Copy every line of the records below that holds the word "this".

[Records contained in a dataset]
______
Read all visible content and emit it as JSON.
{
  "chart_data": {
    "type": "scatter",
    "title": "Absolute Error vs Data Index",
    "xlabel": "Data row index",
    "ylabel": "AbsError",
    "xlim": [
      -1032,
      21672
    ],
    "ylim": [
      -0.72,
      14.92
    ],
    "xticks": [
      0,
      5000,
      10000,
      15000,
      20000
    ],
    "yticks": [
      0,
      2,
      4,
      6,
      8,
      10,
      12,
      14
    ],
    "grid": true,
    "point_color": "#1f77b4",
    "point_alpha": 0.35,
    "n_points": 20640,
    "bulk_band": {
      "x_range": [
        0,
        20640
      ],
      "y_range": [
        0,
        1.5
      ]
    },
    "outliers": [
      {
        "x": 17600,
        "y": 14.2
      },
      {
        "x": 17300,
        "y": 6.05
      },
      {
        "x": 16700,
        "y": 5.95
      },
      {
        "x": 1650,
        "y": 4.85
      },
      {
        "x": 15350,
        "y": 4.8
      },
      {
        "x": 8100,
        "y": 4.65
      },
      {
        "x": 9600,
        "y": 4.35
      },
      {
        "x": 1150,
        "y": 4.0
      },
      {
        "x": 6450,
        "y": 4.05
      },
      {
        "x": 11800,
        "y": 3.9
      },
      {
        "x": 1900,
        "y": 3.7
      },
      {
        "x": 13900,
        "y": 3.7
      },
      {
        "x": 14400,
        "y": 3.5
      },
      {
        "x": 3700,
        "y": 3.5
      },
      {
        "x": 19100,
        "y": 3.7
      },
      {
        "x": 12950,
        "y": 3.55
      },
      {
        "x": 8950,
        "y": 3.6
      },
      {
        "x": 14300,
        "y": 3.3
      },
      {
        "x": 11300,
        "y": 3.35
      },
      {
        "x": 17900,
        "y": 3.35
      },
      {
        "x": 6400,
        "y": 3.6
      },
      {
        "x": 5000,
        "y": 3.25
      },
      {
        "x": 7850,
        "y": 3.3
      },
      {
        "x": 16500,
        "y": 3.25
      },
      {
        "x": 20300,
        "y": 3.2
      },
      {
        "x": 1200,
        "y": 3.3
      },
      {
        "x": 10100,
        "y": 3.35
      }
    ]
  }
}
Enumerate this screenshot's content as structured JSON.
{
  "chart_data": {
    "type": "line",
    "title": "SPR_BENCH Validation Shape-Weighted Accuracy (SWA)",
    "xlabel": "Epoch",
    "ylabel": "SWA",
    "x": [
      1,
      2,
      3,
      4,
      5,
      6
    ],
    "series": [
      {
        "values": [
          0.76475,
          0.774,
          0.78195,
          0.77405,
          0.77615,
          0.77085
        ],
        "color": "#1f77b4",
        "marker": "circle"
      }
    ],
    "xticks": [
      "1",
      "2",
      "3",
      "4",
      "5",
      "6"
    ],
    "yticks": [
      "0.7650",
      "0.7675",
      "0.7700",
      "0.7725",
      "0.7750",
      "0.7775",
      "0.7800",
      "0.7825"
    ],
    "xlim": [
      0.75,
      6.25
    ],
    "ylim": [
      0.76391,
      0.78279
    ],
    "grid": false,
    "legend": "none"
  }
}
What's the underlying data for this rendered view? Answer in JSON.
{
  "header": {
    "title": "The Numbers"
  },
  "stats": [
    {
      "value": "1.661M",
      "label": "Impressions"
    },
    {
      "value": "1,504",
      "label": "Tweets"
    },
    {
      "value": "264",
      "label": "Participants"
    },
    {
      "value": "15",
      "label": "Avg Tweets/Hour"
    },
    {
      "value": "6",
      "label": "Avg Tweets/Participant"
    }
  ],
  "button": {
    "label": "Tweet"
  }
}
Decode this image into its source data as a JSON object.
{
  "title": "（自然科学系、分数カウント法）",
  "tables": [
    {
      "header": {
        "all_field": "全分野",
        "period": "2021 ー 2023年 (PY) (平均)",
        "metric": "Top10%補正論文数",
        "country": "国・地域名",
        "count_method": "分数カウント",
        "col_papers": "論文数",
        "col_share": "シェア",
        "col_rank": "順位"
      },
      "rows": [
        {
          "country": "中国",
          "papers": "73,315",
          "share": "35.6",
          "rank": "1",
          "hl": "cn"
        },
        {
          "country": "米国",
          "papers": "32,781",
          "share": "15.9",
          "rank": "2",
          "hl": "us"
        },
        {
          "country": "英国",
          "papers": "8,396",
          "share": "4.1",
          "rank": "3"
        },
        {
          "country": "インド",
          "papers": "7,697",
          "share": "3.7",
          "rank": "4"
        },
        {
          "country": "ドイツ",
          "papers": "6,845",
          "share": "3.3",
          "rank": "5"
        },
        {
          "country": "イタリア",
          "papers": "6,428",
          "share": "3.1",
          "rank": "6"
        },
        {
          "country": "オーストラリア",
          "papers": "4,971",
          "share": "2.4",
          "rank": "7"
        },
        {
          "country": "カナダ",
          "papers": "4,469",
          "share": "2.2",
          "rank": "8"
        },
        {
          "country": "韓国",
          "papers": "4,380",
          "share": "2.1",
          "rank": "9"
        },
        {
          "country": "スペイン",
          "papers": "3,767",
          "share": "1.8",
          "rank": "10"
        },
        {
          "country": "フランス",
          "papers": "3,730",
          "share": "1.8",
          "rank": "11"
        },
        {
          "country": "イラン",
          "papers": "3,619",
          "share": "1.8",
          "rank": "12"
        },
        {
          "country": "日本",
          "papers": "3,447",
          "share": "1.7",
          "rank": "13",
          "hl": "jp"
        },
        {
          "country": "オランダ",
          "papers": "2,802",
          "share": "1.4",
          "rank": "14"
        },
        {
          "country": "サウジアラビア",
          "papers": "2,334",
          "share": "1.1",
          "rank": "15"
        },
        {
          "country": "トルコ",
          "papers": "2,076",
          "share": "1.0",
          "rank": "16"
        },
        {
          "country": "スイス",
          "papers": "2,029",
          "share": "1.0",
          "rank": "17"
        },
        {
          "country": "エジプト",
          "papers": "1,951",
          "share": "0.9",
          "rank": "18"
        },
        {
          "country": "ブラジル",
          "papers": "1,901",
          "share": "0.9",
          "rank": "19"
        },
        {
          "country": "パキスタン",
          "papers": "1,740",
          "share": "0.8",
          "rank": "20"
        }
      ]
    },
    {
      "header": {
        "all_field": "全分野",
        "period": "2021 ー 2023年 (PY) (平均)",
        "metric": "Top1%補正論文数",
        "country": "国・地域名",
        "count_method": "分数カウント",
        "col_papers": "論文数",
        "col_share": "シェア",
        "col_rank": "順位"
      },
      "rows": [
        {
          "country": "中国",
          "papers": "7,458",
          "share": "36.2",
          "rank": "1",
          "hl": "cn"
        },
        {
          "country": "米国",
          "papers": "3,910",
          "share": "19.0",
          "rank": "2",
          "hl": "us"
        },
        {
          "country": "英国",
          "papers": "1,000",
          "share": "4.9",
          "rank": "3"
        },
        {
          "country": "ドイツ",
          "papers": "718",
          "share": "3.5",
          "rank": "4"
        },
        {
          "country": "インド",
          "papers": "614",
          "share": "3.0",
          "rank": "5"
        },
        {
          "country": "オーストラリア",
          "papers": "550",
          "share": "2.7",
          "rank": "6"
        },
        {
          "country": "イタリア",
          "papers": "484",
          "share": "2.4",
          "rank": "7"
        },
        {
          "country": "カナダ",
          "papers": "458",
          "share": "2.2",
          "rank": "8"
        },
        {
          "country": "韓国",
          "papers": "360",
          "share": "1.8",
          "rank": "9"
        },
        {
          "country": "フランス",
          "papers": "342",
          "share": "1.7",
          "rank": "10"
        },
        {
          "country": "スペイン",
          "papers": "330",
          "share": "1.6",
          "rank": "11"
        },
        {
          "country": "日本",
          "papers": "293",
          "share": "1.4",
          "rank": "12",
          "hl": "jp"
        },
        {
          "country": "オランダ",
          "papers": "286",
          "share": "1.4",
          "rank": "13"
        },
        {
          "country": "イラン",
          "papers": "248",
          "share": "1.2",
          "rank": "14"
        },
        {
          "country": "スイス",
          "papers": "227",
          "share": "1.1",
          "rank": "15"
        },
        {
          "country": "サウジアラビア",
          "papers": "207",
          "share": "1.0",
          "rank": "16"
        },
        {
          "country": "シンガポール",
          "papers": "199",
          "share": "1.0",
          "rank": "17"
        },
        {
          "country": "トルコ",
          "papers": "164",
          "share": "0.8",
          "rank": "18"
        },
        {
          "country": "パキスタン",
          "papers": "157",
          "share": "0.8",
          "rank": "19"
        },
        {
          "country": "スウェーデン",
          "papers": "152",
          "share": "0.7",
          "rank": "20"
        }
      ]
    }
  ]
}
______
Written solution:
Enumerate this screenshot's content as structured JSON.
What's the underlying data for this rendered view? Answer in JSON.
Decode this image into its source data as a JSON object.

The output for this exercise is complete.